» **What you are asked to do**: Every line that contains the word "structured" should be copied out.
⁂
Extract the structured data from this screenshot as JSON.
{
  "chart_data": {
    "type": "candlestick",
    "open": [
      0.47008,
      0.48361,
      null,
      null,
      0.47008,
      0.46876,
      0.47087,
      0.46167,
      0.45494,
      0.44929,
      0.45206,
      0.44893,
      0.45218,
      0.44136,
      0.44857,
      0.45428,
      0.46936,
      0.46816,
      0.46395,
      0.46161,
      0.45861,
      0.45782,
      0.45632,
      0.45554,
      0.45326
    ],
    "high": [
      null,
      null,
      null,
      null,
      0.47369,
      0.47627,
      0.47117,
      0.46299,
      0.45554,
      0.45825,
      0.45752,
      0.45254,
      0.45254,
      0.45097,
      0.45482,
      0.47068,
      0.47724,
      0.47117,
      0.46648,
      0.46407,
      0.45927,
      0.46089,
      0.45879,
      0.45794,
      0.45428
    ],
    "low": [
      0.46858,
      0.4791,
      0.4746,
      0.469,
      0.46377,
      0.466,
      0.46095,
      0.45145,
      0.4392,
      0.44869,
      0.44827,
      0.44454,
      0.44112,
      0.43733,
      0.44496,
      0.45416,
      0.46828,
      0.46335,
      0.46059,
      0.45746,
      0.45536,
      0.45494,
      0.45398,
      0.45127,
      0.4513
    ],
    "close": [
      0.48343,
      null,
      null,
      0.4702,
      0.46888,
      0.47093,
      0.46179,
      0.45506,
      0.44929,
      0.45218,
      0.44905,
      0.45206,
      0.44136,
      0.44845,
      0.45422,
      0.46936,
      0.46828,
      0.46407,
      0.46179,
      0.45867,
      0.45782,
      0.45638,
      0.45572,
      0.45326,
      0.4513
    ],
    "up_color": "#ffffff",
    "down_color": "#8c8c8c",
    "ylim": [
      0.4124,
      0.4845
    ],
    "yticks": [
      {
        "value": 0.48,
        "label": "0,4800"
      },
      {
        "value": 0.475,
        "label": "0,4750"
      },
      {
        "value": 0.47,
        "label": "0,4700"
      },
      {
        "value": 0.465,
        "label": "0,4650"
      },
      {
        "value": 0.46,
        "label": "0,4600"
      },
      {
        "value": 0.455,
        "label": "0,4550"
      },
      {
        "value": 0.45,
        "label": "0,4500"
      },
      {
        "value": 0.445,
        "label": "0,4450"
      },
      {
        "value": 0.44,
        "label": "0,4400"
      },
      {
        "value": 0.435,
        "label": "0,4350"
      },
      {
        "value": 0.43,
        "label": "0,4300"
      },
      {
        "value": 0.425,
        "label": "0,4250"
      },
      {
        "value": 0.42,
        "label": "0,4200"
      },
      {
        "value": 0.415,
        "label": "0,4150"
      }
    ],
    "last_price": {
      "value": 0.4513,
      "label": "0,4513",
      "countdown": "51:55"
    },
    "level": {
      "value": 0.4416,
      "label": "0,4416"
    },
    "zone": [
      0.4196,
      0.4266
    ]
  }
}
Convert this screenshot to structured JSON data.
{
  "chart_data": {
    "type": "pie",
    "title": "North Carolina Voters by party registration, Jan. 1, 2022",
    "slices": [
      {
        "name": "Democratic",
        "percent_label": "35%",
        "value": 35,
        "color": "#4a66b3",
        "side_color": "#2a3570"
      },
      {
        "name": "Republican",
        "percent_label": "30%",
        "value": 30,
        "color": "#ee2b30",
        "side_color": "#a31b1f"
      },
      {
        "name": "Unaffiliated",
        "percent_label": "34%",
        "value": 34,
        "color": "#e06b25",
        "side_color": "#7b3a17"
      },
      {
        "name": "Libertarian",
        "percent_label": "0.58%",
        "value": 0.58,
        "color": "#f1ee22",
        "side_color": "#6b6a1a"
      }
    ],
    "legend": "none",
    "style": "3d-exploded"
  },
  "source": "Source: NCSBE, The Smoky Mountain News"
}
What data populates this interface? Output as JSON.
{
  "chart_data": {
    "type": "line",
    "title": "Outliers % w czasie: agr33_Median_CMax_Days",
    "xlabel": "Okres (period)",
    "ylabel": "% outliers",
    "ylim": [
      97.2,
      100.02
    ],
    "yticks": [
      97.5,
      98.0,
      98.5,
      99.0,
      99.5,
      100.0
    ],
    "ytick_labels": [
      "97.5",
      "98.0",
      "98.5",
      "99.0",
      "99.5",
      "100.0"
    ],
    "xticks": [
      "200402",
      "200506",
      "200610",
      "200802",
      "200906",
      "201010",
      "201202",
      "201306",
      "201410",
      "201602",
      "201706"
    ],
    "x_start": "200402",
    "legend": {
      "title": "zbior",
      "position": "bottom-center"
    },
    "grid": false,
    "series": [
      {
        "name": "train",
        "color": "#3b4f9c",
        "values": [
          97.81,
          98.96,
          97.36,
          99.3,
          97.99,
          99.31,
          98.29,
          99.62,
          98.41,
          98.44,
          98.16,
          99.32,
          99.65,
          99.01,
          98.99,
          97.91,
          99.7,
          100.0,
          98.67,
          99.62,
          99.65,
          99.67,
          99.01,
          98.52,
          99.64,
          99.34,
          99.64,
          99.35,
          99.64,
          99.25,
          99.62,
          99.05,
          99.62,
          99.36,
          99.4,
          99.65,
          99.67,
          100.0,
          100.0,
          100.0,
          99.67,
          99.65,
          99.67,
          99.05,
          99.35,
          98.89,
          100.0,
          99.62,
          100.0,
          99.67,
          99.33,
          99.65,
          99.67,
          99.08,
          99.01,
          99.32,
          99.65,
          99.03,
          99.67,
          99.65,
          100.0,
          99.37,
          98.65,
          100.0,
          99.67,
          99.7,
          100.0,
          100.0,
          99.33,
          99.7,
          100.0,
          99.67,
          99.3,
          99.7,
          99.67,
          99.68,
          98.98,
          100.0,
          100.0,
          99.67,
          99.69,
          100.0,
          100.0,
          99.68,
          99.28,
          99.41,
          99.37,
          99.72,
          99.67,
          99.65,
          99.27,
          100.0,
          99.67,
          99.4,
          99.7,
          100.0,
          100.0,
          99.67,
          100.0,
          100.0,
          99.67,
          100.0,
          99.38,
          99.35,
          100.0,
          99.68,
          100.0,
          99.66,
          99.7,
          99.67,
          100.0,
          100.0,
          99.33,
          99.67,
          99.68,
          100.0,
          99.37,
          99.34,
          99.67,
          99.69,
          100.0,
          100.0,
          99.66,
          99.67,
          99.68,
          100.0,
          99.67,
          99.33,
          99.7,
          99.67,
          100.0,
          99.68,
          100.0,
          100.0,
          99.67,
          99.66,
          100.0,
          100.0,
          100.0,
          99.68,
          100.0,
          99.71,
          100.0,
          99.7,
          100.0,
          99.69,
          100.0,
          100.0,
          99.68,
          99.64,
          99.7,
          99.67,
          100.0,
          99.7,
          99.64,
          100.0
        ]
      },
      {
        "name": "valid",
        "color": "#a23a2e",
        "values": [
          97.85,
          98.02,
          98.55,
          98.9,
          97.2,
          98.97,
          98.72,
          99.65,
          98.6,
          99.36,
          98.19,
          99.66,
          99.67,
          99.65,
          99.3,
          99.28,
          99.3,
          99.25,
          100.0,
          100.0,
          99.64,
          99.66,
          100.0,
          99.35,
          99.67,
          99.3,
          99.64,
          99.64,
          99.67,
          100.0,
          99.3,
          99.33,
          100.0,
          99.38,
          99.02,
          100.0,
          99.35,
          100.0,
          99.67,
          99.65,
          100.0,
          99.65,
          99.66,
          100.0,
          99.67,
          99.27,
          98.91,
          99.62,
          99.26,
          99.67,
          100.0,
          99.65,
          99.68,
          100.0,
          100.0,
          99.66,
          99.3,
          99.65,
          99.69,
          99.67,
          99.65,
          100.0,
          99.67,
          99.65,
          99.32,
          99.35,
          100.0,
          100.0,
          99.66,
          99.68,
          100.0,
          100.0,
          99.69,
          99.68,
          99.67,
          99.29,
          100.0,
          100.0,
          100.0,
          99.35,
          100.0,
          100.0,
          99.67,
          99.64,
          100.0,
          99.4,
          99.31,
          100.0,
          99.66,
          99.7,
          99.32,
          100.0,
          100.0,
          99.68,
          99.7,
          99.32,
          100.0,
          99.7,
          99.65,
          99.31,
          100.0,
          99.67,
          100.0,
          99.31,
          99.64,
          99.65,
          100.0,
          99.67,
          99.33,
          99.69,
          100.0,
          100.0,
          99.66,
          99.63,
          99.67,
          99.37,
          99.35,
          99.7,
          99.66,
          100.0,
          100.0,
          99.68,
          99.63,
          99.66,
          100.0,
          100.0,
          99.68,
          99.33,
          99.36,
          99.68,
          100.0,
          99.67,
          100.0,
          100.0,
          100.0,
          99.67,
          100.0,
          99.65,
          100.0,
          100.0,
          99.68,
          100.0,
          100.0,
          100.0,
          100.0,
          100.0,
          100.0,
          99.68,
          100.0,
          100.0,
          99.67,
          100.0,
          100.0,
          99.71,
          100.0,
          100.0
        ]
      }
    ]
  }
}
⁂
» **Task answer**:
Extract the structured data from this screenshot as JSON.
Convert this screenshot to structured JSON data.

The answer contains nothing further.